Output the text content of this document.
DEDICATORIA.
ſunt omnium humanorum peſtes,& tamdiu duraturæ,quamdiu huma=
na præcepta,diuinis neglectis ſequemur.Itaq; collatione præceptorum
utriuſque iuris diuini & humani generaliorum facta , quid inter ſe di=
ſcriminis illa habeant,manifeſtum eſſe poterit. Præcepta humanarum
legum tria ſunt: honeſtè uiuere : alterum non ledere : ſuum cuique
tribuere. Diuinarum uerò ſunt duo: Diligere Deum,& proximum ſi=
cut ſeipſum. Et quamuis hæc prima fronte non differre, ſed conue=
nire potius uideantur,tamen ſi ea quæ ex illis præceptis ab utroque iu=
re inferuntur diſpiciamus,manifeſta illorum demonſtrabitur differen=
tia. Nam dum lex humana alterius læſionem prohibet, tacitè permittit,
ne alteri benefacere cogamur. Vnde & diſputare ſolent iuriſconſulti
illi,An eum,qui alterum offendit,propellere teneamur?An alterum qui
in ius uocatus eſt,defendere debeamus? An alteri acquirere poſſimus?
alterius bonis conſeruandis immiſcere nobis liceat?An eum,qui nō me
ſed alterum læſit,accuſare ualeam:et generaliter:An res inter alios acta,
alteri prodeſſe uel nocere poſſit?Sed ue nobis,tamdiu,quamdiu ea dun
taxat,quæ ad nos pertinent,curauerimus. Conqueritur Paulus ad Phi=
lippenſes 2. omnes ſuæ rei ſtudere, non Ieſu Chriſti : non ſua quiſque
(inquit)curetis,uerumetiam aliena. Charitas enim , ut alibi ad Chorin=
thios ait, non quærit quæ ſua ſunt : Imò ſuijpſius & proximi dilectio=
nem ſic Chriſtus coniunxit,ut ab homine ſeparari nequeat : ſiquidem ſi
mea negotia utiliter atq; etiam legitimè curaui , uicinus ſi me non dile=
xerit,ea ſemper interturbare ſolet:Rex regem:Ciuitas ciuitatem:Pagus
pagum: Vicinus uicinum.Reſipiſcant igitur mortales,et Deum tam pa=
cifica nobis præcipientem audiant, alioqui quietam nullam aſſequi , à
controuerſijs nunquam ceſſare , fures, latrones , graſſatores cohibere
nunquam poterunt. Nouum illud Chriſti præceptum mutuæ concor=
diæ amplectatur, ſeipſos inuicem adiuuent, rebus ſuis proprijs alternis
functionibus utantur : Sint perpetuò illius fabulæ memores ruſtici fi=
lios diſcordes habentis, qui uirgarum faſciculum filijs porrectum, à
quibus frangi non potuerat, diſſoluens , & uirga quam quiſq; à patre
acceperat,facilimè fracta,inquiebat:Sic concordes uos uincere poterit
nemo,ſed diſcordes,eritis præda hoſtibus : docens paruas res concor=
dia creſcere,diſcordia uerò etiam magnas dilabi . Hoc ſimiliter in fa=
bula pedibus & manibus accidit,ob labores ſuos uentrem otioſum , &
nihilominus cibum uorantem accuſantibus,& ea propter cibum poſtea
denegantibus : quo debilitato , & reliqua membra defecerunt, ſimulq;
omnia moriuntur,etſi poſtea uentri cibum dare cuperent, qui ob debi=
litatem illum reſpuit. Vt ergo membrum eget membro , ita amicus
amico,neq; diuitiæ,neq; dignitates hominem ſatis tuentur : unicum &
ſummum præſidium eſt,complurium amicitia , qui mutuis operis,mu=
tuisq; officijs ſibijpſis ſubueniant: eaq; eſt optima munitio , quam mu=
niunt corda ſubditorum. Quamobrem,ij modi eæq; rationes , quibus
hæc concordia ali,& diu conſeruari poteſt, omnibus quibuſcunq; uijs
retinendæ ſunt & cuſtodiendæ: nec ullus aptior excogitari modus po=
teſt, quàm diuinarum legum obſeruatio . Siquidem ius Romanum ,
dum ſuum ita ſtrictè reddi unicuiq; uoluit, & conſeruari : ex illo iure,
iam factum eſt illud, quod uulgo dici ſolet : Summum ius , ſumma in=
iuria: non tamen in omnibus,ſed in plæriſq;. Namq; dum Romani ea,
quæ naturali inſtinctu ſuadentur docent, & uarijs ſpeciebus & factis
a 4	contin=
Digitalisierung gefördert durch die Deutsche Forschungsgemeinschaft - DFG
---*---
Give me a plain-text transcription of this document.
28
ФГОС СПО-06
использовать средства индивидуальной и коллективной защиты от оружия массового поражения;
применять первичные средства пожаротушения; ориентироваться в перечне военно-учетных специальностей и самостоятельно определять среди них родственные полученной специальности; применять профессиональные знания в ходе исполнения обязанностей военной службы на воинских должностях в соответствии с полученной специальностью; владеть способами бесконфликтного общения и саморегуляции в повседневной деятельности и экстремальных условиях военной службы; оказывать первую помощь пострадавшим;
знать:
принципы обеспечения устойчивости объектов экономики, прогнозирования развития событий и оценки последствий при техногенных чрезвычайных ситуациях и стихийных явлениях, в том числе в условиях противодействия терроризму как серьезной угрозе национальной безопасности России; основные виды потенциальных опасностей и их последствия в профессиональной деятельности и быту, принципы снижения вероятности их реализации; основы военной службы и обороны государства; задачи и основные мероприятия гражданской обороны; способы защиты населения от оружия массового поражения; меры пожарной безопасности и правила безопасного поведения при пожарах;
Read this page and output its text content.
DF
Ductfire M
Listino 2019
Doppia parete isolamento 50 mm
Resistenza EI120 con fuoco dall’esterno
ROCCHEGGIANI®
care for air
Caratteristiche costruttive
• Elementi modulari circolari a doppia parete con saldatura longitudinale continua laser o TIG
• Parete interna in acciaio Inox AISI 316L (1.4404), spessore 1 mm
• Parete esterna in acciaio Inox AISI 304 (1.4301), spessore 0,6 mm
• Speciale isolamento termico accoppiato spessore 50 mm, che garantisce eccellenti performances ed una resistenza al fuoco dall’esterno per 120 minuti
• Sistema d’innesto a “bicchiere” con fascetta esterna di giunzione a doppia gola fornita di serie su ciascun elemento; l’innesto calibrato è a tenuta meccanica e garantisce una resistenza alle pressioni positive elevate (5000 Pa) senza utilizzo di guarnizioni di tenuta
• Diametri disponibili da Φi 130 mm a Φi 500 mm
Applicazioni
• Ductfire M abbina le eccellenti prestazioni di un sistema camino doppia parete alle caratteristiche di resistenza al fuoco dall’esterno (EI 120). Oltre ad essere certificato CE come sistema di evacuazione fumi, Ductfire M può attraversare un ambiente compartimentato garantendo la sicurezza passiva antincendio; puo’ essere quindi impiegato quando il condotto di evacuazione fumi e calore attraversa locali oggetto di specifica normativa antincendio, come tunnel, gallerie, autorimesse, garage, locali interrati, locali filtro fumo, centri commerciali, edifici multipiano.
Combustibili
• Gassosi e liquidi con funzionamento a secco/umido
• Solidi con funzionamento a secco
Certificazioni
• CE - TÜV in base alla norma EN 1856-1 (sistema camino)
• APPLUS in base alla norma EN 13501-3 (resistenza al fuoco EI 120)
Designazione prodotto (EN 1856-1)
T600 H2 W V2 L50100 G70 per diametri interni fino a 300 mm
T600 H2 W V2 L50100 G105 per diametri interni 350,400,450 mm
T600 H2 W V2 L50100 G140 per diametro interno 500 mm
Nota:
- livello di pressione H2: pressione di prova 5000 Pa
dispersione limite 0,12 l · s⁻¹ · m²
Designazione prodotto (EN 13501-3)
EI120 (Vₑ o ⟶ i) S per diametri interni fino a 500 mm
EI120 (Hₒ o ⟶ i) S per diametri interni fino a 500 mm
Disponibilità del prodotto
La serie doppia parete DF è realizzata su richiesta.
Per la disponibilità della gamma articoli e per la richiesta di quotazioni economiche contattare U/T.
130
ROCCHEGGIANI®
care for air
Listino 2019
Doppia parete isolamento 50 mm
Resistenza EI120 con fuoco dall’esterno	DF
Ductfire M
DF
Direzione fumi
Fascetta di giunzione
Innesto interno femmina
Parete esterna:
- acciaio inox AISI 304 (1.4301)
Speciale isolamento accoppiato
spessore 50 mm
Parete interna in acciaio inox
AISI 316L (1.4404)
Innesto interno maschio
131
---*---
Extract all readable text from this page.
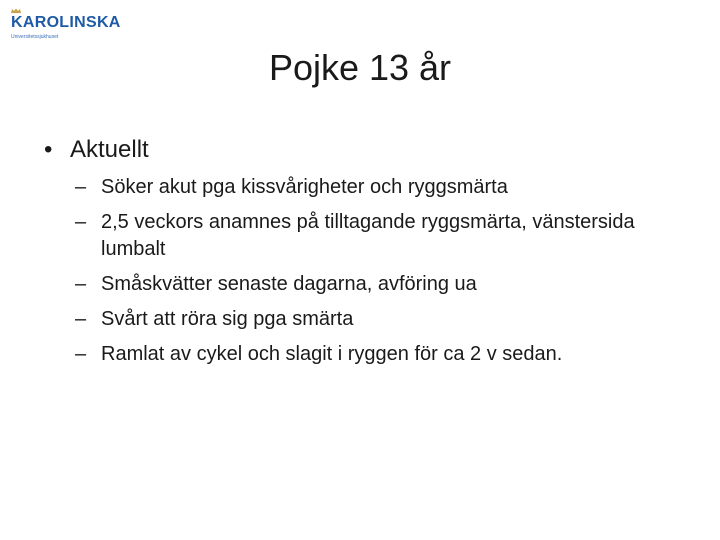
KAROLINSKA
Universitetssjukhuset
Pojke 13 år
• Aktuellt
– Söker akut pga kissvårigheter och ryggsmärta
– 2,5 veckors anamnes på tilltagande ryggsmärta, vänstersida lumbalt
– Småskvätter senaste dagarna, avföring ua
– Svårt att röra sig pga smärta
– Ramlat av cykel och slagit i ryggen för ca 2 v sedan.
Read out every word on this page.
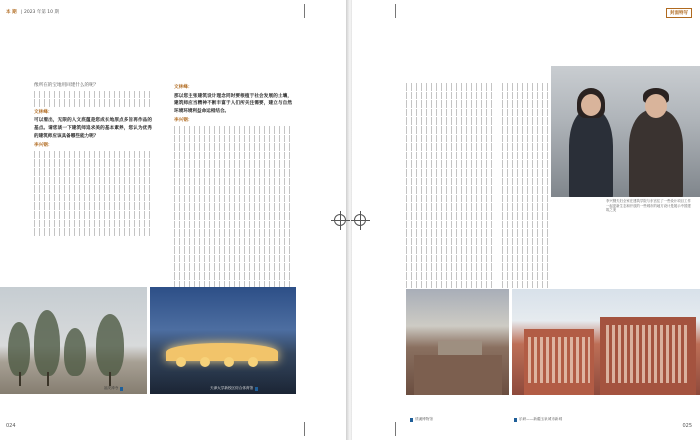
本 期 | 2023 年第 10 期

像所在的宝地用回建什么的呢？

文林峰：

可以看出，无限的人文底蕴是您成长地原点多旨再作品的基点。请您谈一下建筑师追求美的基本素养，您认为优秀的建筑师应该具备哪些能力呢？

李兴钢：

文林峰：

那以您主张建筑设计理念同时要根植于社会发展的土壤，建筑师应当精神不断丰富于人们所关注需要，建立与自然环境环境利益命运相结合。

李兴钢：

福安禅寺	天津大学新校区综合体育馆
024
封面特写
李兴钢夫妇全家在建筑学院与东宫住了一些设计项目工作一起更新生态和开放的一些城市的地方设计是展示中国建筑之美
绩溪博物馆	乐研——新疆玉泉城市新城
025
---*---
■ Short exercise ■
Only lines holding the string "serie" are wanted; gather each one from the entries above.

■ Result of this exercise ■
• Sistema d’innesto a “bicchiere” con fascetta esterna di giunzione a doppia gola fornita di serie su ciascun elemento; l’innesto calibrato è a tenuta meccanica e garantisce una resistenza alle pressioni positive elevate (5000 Pa) senza utilizzo di guarnizioni di tenuta
La serie doppia parete DF è realizzata su richiesta.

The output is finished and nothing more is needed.